EXERCISE PASSAGE:

▶

Why Every Company Should Have a Marketing-Focused Webdev Team

Ask any marketing consultant focused on inbound channels (SEO, social media, conversion rate optimization, email, etc.) what the most challenging part of their job is and 75%+ will say: “working with the engineering team.”

This should come as no surprise. Engineering and webdev resources are, along with web marketers, the biggest scarcest and hardest to hire for web-based businesses. We need to build stuff faster and we need to reach more people. If you want the time of the engineering team, you need to wait in line, and marketing projects often get last billing on lengthy to-do lists, not just because of prioritization by management, but because it’s often not what software engineers signed up to work on.

Thankfully, there’s a solution.

Casey and Devin from Moz’s web engineering team

A specific engineering/webdev team (even if it’s just one person) devoted to the marketing functions of the website has some of the highest ROI you’ll ever encounter in the business world. If you build an exclusive function dedicated to this practice, everything you do to attract and retain customers will improve, and all those projects you know you should have invested in will get the time they deserve.

Don’t be fooled. This is not a team that just builds pretty pages and optimizes for search engines & social interaction (though they do that, too). The list of tasks and projects for the web engineering team at Moz (consisting of Casey & Devin above) includes:

  • Managing the CRM, customer tracking, and revenue platforms
  • Speed, uptime, and cross-browser/device friendliness of the site
  • Big content efforts and the tools to make this possible for marketers to accomplish on their own
  • The CMS – and all the elements that go with that
  • A/B and multivariate testing systems
  • User accounts & account management
  • Email setup, subscriptions, and deliverability
  • And a lot more (including all the SEO, social, and content stuff, too)

◀

PROBLEM DETAILS:
Answer from the passage above on marketing-focused webdev teams:
1. What share of inbound marketing consultants is said to name working with the engineering team as the hardest part of their job?
2. Who makes up the web engineering team at Moz?
3. What kind of testing systems appear in that team's list of tasks?

GIVEN DATA:
▶

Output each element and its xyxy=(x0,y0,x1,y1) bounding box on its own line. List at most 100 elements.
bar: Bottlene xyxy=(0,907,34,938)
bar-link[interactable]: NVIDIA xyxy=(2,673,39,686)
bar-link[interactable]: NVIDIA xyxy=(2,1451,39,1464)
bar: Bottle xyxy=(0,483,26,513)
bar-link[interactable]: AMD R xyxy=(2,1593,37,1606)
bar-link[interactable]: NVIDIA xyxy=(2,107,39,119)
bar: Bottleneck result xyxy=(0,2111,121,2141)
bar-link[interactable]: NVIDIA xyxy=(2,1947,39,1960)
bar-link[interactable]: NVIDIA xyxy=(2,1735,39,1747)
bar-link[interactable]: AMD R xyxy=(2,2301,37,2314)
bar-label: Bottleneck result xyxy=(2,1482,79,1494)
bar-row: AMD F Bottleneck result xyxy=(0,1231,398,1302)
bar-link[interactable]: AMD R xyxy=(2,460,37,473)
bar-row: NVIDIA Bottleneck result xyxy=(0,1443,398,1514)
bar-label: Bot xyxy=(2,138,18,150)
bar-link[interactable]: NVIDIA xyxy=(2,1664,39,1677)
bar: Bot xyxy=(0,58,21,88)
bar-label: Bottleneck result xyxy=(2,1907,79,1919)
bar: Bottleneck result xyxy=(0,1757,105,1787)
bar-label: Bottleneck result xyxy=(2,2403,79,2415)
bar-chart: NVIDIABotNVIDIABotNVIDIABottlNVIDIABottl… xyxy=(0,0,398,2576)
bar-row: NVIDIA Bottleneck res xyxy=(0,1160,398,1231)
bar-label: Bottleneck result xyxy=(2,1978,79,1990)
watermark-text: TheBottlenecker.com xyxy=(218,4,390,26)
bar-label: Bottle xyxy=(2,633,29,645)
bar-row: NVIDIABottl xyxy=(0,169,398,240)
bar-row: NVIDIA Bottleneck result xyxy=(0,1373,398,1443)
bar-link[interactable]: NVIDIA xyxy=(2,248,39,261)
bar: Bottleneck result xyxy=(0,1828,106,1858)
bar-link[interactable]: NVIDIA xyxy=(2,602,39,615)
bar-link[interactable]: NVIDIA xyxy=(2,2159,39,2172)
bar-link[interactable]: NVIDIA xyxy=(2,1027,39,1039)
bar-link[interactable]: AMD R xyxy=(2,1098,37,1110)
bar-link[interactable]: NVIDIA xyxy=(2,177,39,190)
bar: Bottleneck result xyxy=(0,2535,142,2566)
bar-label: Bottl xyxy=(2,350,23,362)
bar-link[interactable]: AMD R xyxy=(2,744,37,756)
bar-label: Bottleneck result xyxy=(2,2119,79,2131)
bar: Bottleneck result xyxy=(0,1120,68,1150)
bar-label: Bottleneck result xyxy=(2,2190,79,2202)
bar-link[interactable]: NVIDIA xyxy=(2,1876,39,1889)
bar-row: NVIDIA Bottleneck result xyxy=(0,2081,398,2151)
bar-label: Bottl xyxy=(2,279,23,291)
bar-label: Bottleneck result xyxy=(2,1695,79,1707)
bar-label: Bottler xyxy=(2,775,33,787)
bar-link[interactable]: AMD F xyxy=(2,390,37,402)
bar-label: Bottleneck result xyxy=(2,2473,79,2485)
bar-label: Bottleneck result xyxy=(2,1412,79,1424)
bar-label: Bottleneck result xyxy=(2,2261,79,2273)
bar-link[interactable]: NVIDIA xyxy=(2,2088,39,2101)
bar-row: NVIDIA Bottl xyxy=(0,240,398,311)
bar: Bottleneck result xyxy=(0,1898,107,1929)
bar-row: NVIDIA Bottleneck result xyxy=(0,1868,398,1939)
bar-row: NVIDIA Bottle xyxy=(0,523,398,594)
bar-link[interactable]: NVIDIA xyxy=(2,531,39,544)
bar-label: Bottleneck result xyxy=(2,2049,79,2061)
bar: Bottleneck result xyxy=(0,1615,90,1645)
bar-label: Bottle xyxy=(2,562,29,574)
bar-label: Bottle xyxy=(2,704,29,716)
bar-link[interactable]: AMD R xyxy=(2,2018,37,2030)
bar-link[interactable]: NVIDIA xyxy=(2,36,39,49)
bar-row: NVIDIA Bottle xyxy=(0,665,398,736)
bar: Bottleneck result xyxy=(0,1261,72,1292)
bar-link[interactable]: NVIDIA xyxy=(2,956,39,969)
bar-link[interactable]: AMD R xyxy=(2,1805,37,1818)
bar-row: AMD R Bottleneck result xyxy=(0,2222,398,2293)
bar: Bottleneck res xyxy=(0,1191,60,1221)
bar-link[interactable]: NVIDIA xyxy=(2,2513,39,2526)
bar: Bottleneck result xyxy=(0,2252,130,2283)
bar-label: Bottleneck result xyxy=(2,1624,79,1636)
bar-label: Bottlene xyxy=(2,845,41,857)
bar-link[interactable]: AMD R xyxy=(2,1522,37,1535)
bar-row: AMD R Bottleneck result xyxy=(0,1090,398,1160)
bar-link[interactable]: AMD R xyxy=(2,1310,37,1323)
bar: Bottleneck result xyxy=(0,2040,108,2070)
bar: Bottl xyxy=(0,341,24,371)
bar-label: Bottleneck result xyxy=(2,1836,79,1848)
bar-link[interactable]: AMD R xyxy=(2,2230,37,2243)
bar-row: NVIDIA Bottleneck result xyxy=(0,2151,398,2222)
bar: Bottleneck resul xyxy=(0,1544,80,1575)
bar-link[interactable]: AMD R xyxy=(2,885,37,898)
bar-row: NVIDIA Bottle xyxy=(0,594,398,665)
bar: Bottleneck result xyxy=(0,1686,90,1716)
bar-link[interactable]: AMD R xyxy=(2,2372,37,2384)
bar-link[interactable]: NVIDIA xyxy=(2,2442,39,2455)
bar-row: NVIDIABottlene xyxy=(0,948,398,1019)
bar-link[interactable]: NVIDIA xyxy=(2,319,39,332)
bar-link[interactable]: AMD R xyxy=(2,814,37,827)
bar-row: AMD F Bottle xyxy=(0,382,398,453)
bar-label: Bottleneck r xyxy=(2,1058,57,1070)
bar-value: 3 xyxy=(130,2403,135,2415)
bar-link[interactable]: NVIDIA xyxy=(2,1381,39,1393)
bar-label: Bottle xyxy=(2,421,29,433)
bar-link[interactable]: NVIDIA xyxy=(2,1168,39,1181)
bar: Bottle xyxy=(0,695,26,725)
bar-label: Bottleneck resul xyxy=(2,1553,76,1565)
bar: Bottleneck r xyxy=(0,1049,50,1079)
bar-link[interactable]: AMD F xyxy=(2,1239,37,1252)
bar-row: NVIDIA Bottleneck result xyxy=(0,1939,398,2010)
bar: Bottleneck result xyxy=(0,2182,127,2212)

◀

SOLUTION FOR THIS PROBLEM:
1. 75%+
2. Casey and Devin
3. A/B and multivariate testing systems